**GOAL:** What is needed here is an exact copy of every entry.

**RAW DATA:**
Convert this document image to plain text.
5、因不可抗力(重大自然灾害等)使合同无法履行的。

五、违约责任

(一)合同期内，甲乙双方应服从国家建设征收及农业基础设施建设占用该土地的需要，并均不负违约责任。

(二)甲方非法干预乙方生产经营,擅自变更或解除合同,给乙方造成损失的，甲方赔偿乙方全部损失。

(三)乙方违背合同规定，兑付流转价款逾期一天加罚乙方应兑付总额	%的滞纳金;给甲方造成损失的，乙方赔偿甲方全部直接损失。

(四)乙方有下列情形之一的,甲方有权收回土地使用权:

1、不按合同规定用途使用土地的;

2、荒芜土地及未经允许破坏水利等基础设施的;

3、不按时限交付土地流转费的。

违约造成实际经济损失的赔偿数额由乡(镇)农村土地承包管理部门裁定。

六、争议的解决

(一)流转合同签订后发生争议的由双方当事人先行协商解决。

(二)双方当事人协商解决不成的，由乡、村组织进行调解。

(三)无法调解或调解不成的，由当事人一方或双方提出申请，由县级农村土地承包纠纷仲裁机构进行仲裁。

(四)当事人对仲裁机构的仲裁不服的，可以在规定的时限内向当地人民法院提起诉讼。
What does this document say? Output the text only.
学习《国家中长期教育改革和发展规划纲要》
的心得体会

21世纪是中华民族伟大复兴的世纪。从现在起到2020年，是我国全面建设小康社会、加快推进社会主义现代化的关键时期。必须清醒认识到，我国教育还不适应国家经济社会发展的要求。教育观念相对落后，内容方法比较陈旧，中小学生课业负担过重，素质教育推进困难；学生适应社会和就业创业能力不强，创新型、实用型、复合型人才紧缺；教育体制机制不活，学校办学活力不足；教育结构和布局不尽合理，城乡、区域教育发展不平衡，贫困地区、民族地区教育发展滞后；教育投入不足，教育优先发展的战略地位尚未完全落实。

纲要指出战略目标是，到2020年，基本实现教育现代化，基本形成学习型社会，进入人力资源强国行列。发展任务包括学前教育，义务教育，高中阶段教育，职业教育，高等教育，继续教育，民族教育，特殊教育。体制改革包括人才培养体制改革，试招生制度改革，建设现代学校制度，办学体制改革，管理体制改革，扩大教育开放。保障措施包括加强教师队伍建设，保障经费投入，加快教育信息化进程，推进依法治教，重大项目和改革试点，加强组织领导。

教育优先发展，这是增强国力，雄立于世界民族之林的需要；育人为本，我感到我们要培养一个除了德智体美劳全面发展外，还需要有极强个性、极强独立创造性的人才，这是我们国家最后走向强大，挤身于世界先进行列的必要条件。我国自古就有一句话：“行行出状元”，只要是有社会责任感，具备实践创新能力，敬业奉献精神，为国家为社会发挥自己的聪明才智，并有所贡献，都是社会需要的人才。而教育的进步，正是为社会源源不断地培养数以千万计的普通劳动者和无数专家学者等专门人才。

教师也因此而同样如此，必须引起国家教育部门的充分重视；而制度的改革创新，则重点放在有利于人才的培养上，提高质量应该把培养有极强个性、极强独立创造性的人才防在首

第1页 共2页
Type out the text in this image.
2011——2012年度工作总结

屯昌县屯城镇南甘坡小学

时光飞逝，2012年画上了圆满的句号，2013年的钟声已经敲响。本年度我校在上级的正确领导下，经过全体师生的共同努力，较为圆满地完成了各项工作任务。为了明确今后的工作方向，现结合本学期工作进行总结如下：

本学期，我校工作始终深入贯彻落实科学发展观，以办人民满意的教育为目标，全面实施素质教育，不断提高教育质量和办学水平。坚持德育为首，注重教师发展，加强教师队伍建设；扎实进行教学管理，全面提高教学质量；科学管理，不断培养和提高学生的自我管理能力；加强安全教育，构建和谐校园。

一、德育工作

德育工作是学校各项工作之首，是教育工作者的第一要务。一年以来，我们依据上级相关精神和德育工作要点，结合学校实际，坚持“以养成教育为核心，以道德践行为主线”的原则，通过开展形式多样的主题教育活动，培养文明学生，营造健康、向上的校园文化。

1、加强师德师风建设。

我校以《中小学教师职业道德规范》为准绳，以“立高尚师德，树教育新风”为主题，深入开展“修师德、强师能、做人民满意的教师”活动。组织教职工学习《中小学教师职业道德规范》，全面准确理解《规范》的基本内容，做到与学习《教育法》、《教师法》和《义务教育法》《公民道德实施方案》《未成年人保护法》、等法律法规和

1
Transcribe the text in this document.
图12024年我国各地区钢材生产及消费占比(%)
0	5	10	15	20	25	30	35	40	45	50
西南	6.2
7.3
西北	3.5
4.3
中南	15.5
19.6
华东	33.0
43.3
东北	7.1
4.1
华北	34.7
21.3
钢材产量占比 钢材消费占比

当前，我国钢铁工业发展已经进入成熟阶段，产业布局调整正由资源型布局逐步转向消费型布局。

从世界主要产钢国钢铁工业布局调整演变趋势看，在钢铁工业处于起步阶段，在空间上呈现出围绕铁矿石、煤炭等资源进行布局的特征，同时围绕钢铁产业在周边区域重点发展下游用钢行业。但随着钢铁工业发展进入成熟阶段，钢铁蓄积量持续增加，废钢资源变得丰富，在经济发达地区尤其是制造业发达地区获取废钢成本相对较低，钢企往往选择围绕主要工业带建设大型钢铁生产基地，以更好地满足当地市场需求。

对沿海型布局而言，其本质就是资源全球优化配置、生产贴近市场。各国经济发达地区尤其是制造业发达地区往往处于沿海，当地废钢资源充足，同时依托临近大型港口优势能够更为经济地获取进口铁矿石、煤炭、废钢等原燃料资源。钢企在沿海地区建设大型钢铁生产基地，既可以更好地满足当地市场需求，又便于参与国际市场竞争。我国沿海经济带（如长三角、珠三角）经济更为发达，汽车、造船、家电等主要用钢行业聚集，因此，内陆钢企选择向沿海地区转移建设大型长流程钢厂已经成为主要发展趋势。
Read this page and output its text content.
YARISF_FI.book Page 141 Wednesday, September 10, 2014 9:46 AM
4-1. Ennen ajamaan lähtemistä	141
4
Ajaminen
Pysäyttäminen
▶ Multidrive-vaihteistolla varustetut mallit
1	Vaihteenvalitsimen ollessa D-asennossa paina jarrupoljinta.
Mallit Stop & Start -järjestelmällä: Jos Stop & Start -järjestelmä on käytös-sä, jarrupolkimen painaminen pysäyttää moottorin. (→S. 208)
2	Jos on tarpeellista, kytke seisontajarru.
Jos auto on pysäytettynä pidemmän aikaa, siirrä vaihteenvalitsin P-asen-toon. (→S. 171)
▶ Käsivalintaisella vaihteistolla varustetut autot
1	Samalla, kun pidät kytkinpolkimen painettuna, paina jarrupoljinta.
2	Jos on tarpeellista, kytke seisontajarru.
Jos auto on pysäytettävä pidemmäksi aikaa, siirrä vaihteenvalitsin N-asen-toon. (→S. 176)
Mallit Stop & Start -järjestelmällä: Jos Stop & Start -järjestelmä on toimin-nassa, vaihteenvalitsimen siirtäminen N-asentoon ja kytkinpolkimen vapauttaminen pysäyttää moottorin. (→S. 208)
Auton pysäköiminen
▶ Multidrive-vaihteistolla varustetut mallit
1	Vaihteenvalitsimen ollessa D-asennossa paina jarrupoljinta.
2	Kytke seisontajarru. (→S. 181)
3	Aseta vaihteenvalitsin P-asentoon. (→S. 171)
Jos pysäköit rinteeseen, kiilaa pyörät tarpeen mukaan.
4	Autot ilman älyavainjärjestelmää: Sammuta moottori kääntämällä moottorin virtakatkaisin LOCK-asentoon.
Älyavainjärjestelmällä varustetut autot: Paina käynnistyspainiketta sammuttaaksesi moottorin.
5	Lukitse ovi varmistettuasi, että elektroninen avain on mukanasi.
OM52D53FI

**COMPLETE OUTPUT:**
Convert this document image to plain text.
5、因不可抗力(重大自然灾害等)使合同无法履行的。

五、违约责任

(一)合同期内，甲乙双方应服从国家建设征收及农业基础设施建设占用该土地的需要，并均不负违约责任。

(二)甲方非法干预乙方生产经营,擅自变更或解除合同,给乙方造成损失的，甲方赔偿乙方全部损失。

(三)乙方违背合同规定，兑付流转价款逾期一天加罚乙方应兑付总额	%的滞纳金;给甲方造成损失的，乙方赔偿甲方全部直接损失。

(四)乙方有下列情形之一的,甲方有权收回土地使用权:

1、不按合同规定用途使用土地的;

2、荒芜土地及未经允许破坏水利等基础设施的;

3、不按时限交付土地流转费的。

违约造成实际经济损失的赔偿数额由乡(镇)农村土地承包管理部门裁定。

六、争议的解决

(一)流转合同签订后发生争议的由双方当事人先行协商解决。

(二)双方当事人协商解决不成的，由乡、村组织进行调解。

(三)无法调解或调解不成的，由当事人一方或双方提出申请，由县级农村土地承包纠纷仲裁机构进行仲裁。

(四)当事人对仲裁机构的仲裁不服的，可以在规定的时限内向当地人民法院提起诉讼。
What does this document say? Output the text only.
学习《国家中长期教育改革和发展规划纲要》
的心得体会

21世纪是中华民族伟大复兴的世纪。从现在起到2020年，是我国全面建设小康社会、加快推进社会主义现代化的关键时期。必须清醒认识到，我国教育还不适应国家经济社会发展的要求。教育观念相对落后，内容方法比较陈旧，中小学生课业负担过重，素质教育推进困难；学生适应社会和就业创业能力不强，创新型、实用型、复合型人才紧缺；教育体制机制不活，学校办学活力不足；教育结构和布局不尽合理，城乡、区域教育发展不平衡，贫困地区、民族地区教育发展滞后；教育投入不足，教育优先发展的战略地位尚未完全落实。

纲要指出战略目标是，到2020年，基本实现教育现代化，基本形成学习型社会，进入人力资源强国行列。发展任务包括学前教育，义务教育，高中阶段教育，职业教育，高等教育，继续教育，民族教育，特殊教育。体制改革包括人才培养体制改革，试招生制度改革，建设现代学校制度，办学体制改革，管理体制改革，扩大教育开放。保障措施包括加强教师队伍建设，保障经费投入，加快教育信息化进程，推进依法治教，重大项目和改革试点，加强组织领导。

教育优先发展，这是增强国力，雄立于世界民族之林的需要；育人为本，我感到我们要培养一个除了德智体美劳全面发展外，还需要有极强个性、极强独立创造性的人才，这是我们国家最后走向强大，挤身于世界先进行列的必要条件。我国自古就有一句话：“行行出状元”，只要是有社会责任感，具备实践创新能力，敬业奉献精神，为国家为社会发挥自己的聪明才智，并有所贡献，都是社会需要的人才。而教育的进步，正是为社会源源不断地培养数以千万计的普通劳动者和无数专家学者等专门人才。

教师也因此而同样如此，必须引起国家教育部门的充分重视；而制度的改革创新，则重点放在有利于人才的培养上，提高质量应该把培养有极强个性、极强独立创造性的人才防在首

第1页 共2页
Type out the text in this image.
2011——2012年度工作总结

屯昌县屯城镇南甘坡小学

时光飞逝，2012年画上了圆满的句号，2013年的钟声已经敲响。本年度我校在上级的正确领导下，经过全体师生的共同努力，较为圆满地完成了各项工作任务。为了明确今后的工作方向，现结合本学期工作进行总结如下：

本学期，我校工作始终深入贯彻落实科学发展观，以办人民满意的教育为目标，全面实施素质教育，不断提高教育质量和办学水平。坚持德育为首，注重教师发展，加强教师队伍建设；扎实进行教学管理，全面提高教学质量；科学管理，不断培养和提高学生的自我管理能力；加强安全教育，构建和谐校园。

一、德育工作

德育工作是学校各项工作之首，是教育工作者的第一要务。一年以来，我们依据上级相关精神和德育工作要点，结合学校实际，坚持“以养成教育为核心，以道德践行为主线”的原则，通过开展形式多样的主题教育活动，培养文明学生，营造健康、向上的校园文化。

1、加强师德师风建设。

我校以《中小学教师职业道德规范》为准绳，以“立高尚师德，树教育新风”为主题，深入开展“修师德、强师能、做人民满意的教师”活动。组织教职工学习《中小学教师职业道德规范》，全面准确理解《规范》的基本内容，做到与学习《教育法》、《教师法》和《义务教育法》《公民道德实施方案》《未成年人保护法》、等法律法规和

1
Transcribe the text in this document.
图12024年我国各地区钢材生产及消费占比(%)
0	5	10	15	20	25	30	35	40	45	50
西南	6.2
7.3
西北	3.5
4.3
中南	15.5
19.6
华东	33.0
43.3
东北	7.1
4.1
华北	34.7
21.3
钢材产量占比 钢材消费占比

当前，我国钢铁工业发展已经进入成熟阶段，产业布局调整正由资源型布局逐步转向消费型布局。

从世界主要产钢国钢铁工业布局调整演变趋势看，在钢铁工业处于起步阶段，在空间上呈现出围绕铁矿石、煤炭等资源进行布局的特征，同时围绕钢铁产业在周边区域重点发展下游用钢行业。但随着钢铁工业发展进入成熟阶段，钢铁蓄积量持续增加，废钢资源变得丰富，在经济发达地区尤其是制造业发达地区获取废钢成本相对较低，钢企往往选择围绕主要工业带建设大型钢铁生产基地，以更好地满足当地市场需求。

对沿海型布局而言，其本质就是资源全球优化配置、生产贴近市场。各国经济发达地区尤其是制造业发达地区往往处于沿海，当地废钢资源充足，同时依托临近大型港口优势能够更为经济地获取进口铁矿石、煤炭、废钢等原燃料资源。钢企在沿海地区建设大型钢铁生产基地，既可以更好地满足当地市场需求，又便于参与国际市场竞争。我国沿海经济带（如长三角、珠三角）经济更为发达，汽车、造船、家电等主要用钢行业聚集，因此，内陆钢企选择向沿海地区转移建设大型长流程钢厂已经成为主要发展趋势。
Read this page and output its text content.
YARISF_FI.book Page 141 Wednesday, September 10, 2014 9:46 AM
4-1. Ennen ajamaan lähtemistä	141
4
Ajaminen
Pysäyttäminen
▶ Multidrive-vaihteistolla varustetut mallit
1	Vaihteenvalitsimen ollessa D-asennossa paina jarrupoljinta.
Mallit Stop & Start -järjestelmällä: Jos Stop & Start -järjestelmä on käytös-sä, jarrupolkimen painaminen pysäyttää moottorin. (→S. 208)
2	Jos on tarpeellista, kytke seisontajarru.
Jos auto on pysäytettynä pidemmän aikaa, siirrä vaihteenvalitsin P-asen-toon. (→S. 171)
▶ Käsivalintaisella vaihteistolla varustetut autot
1	Samalla, kun pidät kytkinpolkimen painettuna, paina jarrupoljinta.
2	Jos on tarpeellista, kytke seisontajarru.
Jos auto on pysäytettävä pidemmäksi aikaa, siirrä vaihteenvalitsin N-asen-toon. (→S. 176)
Mallit Stop & Start -järjestelmällä: Jos Stop & Start -järjestelmä on toimin-nassa, vaihteenvalitsimen siirtäminen N-asentoon ja kytkinpolkimen vapauttaminen pysäyttää moottorin. (→S. 208)
Auton pysäköiminen
▶ Multidrive-vaihteistolla varustetut mallit
1	Vaihteenvalitsimen ollessa D-asennossa paina jarrupoljinta.
2	Kytke seisontajarru. (→S. 181)
3	Aseta vaihteenvalitsin P-asentoon. (→S. 171)
Jos pysäköit rinteeseen, kiilaa pyörät tarpeen mukaan.
4	Autot ilman älyavainjärjestelmää: Sammuta moottori kääntämällä moottorin virtakatkaisin LOCK-asentoon.
Älyavainjärjestelmällä varustetut autot: Paina käynnistyspainiketta sammuttaaksesi moottorin.
5	Lukitse ovi varmistettuasi, että elektroninen avain on mukanasi.
OM52D53FI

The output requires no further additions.